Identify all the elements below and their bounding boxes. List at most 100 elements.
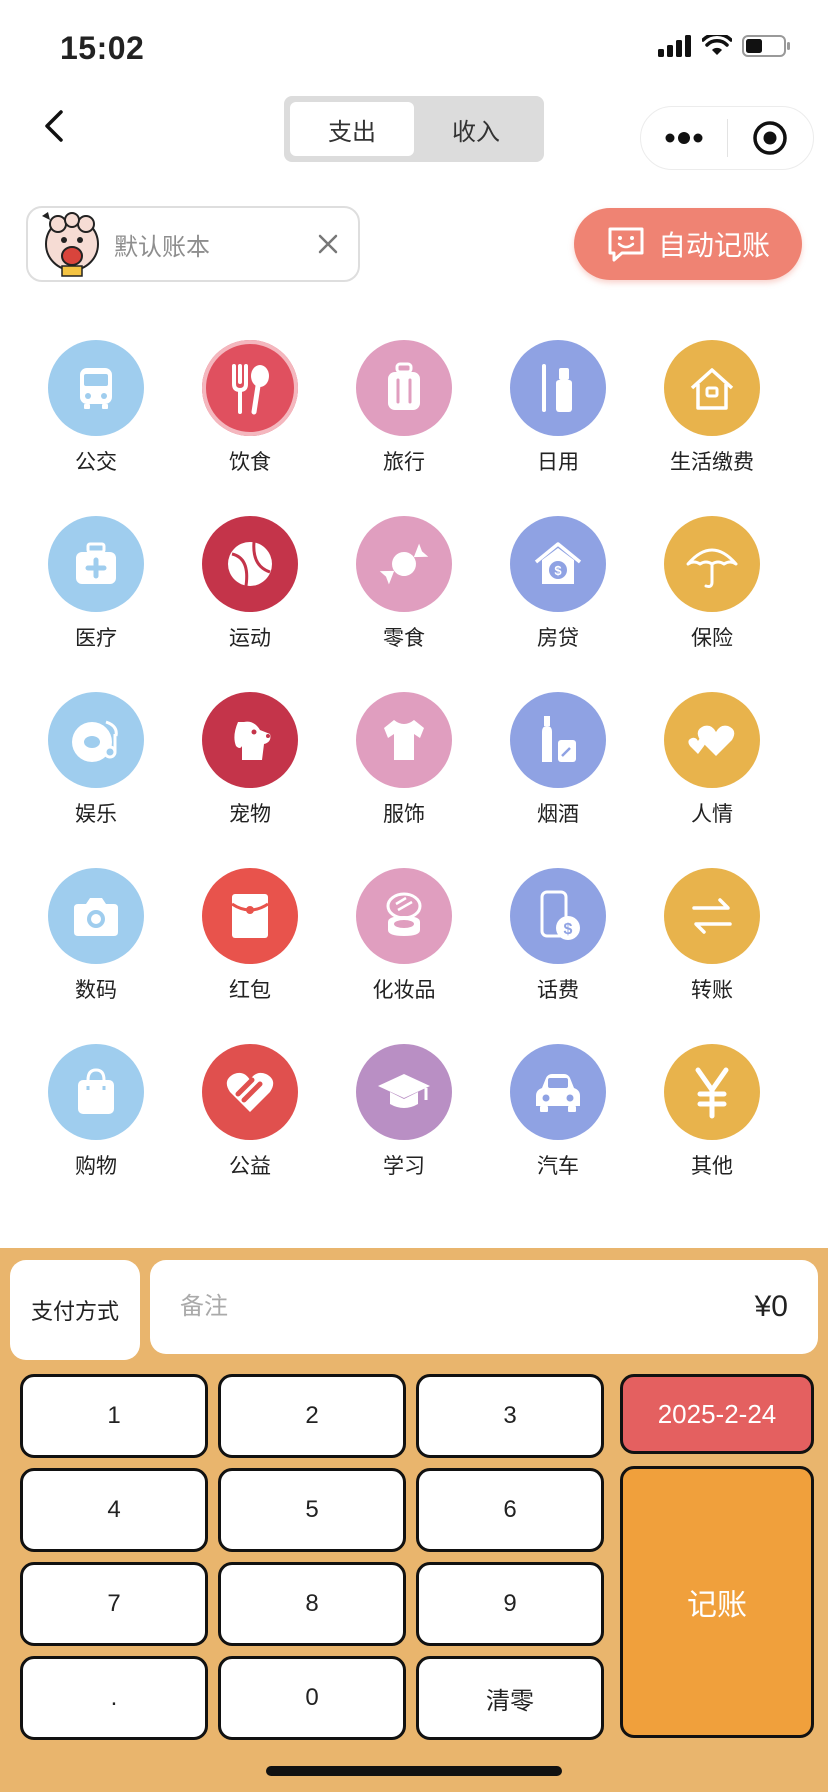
key-0[interactable]: 0	[218, 1656, 406, 1740]
category-label: 公益	[229, 1155, 271, 1178]
date-button[interactable]: 2025-2-24	[620, 1374, 814, 1454]
category-item[interactable]: 运动	[190, 516, 310, 656]
type-segmented-control: 支出 收入	[284, 96, 544, 162]
category-label: 红包	[229, 979, 271, 1002]
category-label: 运动	[229, 627, 271, 650]
category-item[interactable]: $ 房贷	[498, 516, 618, 656]
svg-text:$: $	[564, 921, 573, 938]
more-button[interactable]	[641, 107, 727, 169]
key-3[interactable]: 3	[416, 1374, 604, 1458]
category-label: 保险	[691, 627, 733, 650]
key-2[interactable]: 2	[218, 1374, 406, 1458]
auto-record-button[interactable]: 自动记账	[574, 208, 802, 280]
signal-icon	[658, 35, 692, 62]
category-label: 生活缴费	[670, 451, 754, 474]
category-item[interactable]: 其他	[652, 1044, 772, 1184]
keypad-panel: 支付方式 ¥0 1 2 3 4 5 6 7 8 9 . 0 清零 2025-2-…	[0, 1248, 828, 1792]
auto-record-label: 自动记账	[657, 230, 770, 261]
toothbrush-icon	[510, 340, 606, 436]
category-item[interactable]: 汽车	[498, 1044, 618, 1184]
close-icon	[318, 234, 338, 254]
category-item[interactable]: 医疗	[36, 516, 156, 656]
category-item[interactable]: 烟酒	[498, 692, 618, 832]
category-label: 娱乐	[75, 803, 117, 826]
suitcase-icon	[356, 340, 452, 436]
category-item[interactable]: 旅行	[344, 340, 464, 480]
key-5[interactable]: 5	[218, 1468, 406, 1552]
category-label: 数码	[75, 979, 117, 1002]
key-7[interactable]: 7	[20, 1562, 208, 1646]
wifi-icon	[701, 32, 733, 62]
category-label: 零食	[383, 627, 425, 650]
ledger-clear-button[interactable]	[308, 224, 348, 264]
category-label: 宠物	[229, 803, 271, 826]
camera-icon	[48, 868, 144, 964]
category-item[interactable]: 购物	[36, 1044, 156, 1184]
category-item[interactable]: 红包	[190, 868, 310, 1008]
amount-display: ¥0	[754, 1290, 788, 1323]
music-disc-icon	[48, 692, 144, 788]
record-submit-button[interactable]: 记账	[620, 1466, 814, 1738]
category-label: 购物	[75, 1155, 117, 1178]
category-item[interactable]: 数码	[36, 868, 156, 1008]
house-dollar-icon: $	[510, 516, 606, 612]
category-item[interactable]: 零食	[344, 516, 464, 656]
ledger-selector[interactable]: 默认账本	[26, 206, 360, 282]
home-indicator	[266, 1766, 562, 1776]
key-dot[interactable]: .	[20, 1656, 208, 1740]
category-label: 日用	[537, 451, 579, 474]
payment-method-button[interactable]: 支付方式	[10, 1260, 140, 1360]
note-input[interactable]	[180, 1293, 755, 1321]
house-icon	[664, 340, 760, 436]
category-label: 汽车	[537, 1155, 579, 1178]
red-envelope-icon	[202, 868, 298, 964]
category-label: 公交	[75, 451, 117, 474]
close-miniprogram-button[interactable]	[728, 107, 814, 169]
status-icons	[658, 32, 792, 63]
category-item[interactable]: 学习	[344, 1044, 464, 1184]
category-label: 其他	[691, 1155, 733, 1178]
category-label: 学习	[383, 1155, 425, 1178]
bottle-icon	[510, 692, 606, 788]
key-6[interactable]: 6	[416, 1468, 604, 1552]
key-4[interactable]: 4	[20, 1468, 208, 1552]
yen-icon	[664, 1044, 760, 1140]
key-8[interactable]: 8	[218, 1562, 406, 1646]
dog-icon	[202, 692, 298, 788]
car-icon	[510, 1044, 606, 1140]
graduation-cap-icon	[356, 1044, 452, 1140]
category-label: 服饰	[383, 803, 425, 826]
category-item[interactable]: 娱乐	[36, 692, 156, 832]
charity-heart-icon	[202, 1044, 298, 1140]
back-button[interactable]	[30, 100, 78, 152]
category-item[interactable]: 宠物	[190, 692, 310, 832]
note-field: ¥0	[150, 1260, 818, 1354]
tab-expense[interactable]: 支出	[290, 102, 414, 156]
category-item[interactable]: 饮食	[190, 340, 310, 480]
category-item[interactable]: 人情	[652, 692, 772, 832]
hearts-icon	[664, 692, 760, 788]
fork-spoon-icon	[202, 340, 298, 436]
category-item[interactable]: $ 话费	[498, 868, 618, 1008]
transfer-icon	[664, 868, 760, 964]
svg-text:$: $	[554, 563, 562, 578]
category-label: 话费	[537, 979, 579, 1002]
shopping-bag-icon	[48, 1044, 144, 1140]
ledger-name: 默认账本	[114, 233, 210, 261]
key-9[interactable]: 9	[416, 1562, 604, 1646]
category-item[interactable]: 服饰	[344, 692, 464, 832]
category-item[interactable]: 生活缴费	[652, 340, 772, 480]
category-item[interactable]: 公益	[190, 1044, 310, 1184]
category-item[interactable]: 日用	[498, 340, 618, 480]
key-1[interactable]: 1	[20, 1374, 208, 1458]
category-label: 饮食	[229, 451, 271, 474]
category-item[interactable]: 保险	[652, 516, 772, 656]
ledger-avatar	[36, 208, 108, 280]
category-item[interactable]: 化妆品	[344, 868, 464, 1008]
chat-smile-icon	[608, 227, 644, 262]
shirt-icon	[356, 692, 452, 788]
category-item[interactable]: 公交	[36, 340, 156, 480]
category-item[interactable]: 转账	[652, 868, 772, 1008]
tab-income[interactable]: 收入	[414, 102, 538, 156]
key-clear[interactable]: 清零	[416, 1656, 604, 1740]
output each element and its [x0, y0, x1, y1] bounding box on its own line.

____________

TASK OBJECTIVE:
Reproduce every entry above word for word, leaving out the pictures.

RESULT:
Identify all the elements below and their bounding boxes. List at most 100 elements.
key-0[interactable]: 0	[218, 1656, 406, 1740]
category-label: 公益	[229, 1155, 271, 1178]
date-button[interactable]: 2025-2-24	[620, 1374, 814, 1454]
category-item[interactable]: 运动	[190, 516, 310, 656]
type-segmented-control: 支出 收入	[284, 96, 544, 162]
category-label: 红包	[229, 979, 271, 1002]
category-label: 运动	[229, 627, 271, 650]
category-item[interactable]: $ 房贷	[498, 516, 618, 656]
svg-text:$: $	[564, 921, 573, 938]
more-button[interactable]	[641, 107, 727, 169]
key-3[interactable]: 3	[416, 1374, 604, 1458]
category-label: 保险	[691, 627, 733, 650]
key-2[interactable]: 2	[218, 1374, 406, 1458]
auto-record-button[interactable]: 自动记账	[574, 208, 802, 280]
signal-icon	[658, 35, 692, 62]
category-label: 生活缴费	[670, 451, 754, 474]
category-item[interactable]: 其他	[652, 1044, 772, 1184]
keypad-panel: 支付方式 ¥0 1 2 3 4 5 6 7 8 9 . 0 清零 2025-2-…	[0, 1248, 828, 1792]
auto-record-label: 自动记账	[657, 230, 770, 261]
toothbrush-icon	[510, 340, 606, 436]
category-item[interactable]: 汽车	[498, 1044, 618, 1184]
close-icon	[318, 234, 338, 254]
category-item[interactable]: 医疗	[36, 516, 156, 656]
category-item[interactable]: 烟酒	[498, 692, 618, 832]
category-label: 娱乐	[75, 803, 117, 826]
suitcase-icon	[356, 340, 452, 436]
category-item[interactable]: 旅行	[344, 340, 464, 480]
key-5[interactable]: 5	[218, 1468, 406, 1552]
category-label: 数码	[75, 979, 117, 1002]
key-7[interactable]: 7	[20, 1562, 208, 1646]
wifi-icon	[701, 32, 733, 62]
category-label: 零食	[383, 627, 425, 650]
ledger-clear-button[interactable]	[308, 224, 348, 264]
category-label: 宠物	[229, 803, 271, 826]
camera-icon	[48, 868, 144, 964]
category-item[interactable]: 购物	[36, 1044, 156, 1184]
category-item[interactable]: 红包	[190, 868, 310, 1008]
amount-display: ¥0	[754, 1290, 788, 1323]
music-disc-icon	[48, 692, 144, 788]
record-submit-button[interactable]: 记账	[620, 1466, 814, 1738]
category-label: 购物	[75, 1155, 117, 1178]
category-item[interactable]: 数码	[36, 868, 156, 1008]
house-dollar-icon: $	[510, 516, 606, 612]
category-item[interactable]: 零食	[344, 516, 464, 656]
ledger-selector[interactable]: 默认账本	[26, 206, 360, 282]
home-indicator	[266, 1766, 562, 1776]
key-dot[interactable]: .	[20, 1656, 208, 1740]
category-label: 日用	[537, 451, 579, 474]
payment-method-button[interactable]: 支付方式	[10, 1260, 140, 1360]
note-input[interactable]	[180, 1293, 755, 1321]
house-icon	[664, 340, 760, 436]
category-label: 汽车	[537, 1155, 579, 1178]
red-envelope-icon	[202, 868, 298, 964]
category-label: 公交	[75, 451, 117, 474]
close-miniprogram-button[interactable]	[728, 107, 814, 169]
status-icons	[658, 32, 792, 63]
category-item[interactable]: 学习	[344, 1044, 464, 1184]
category-label: 其他	[691, 1155, 733, 1178]
category-label: 学习	[383, 1155, 425, 1178]
bottle-icon	[510, 692, 606, 788]
key-6[interactable]: 6	[416, 1468, 604, 1552]
key-4[interactable]: 4	[20, 1468, 208, 1552]
yen-icon	[664, 1044, 760, 1140]
key-8[interactable]: 8	[218, 1562, 406, 1646]
dog-icon	[202, 692, 298, 788]
car-icon	[510, 1044, 606, 1140]
graduation-cap-icon	[356, 1044, 452, 1140]
category-label: 服饰	[383, 803, 425, 826]
category-item[interactable]: 娱乐	[36, 692, 156, 832]
charity-heart-icon	[202, 1044, 298, 1140]
back-button[interactable]	[30, 100, 78, 152]
category-item[interactable]: 宠物	[190, 692, 310, 832]
note-field: ¥0	[150, 1260, 818, 1354]
tab-expense[interactable]: 支出	[290, 102, 414, 156]
category-item[interactable]: 饮食	[190, 340, 310, 480]
category-item[interactable]: 人情	[652, 692, 772, 832]
hearts-icon	[664, 692, 760, 788]
fork-spoon-icon	[202, 340, 298, 436]
category-item[interactable]: $ 话费	[498, 868, 618, 1008]
transfer-icon	[664, 868, 760, 964]
svg-text:$: $	[554, 563, 562, 578]
category-label: 话费	[537, 979, 579, 1002]
shopping-bag-icon	[48, 1044, 144, 1140]
ledger-name: 默认账本	[114, 233, 210, 261]
key-9[interactable]: 9	[416, 1562, 604, 1646]
category-item[interactable]: 服饰	[344, 692, 464, 832]
category-item[interactable]: 生活缴费	[652, 340, 772, 480]
category-item[interactable]: 公益	[190, 1044, 310, 1184]
category-item[interactable]: 日用	[498, 340, 618, 480]
key-1[interactable]: 1	[20, 1374, 208, 1458]
category-label: 饮食	[229, 451, 271, 474]
category-item[interactable]: 保险	[652, 516, 772, 656]
ledger-avatar	[36, 208, 108, 280]
category-item[interactable]: 化妆品	[344, 868, 464, 1008]
chat-smile-icon	[608, 227, 644, 262]
shirt-icon	[356, 692, 452, 788]
category-item[interactable]: 公交	[36, 340, 156, 480]
category-item[interactable]: 转账	[652, 868, 772, 1008]
tab-income[interactable]: 收入	[414, 102, 538, 156]
key-clear[interactable]: 清零	[416, 1656, 604, 1740]
output each element and its [x0, y0, x1, y1] bounding box on its own line.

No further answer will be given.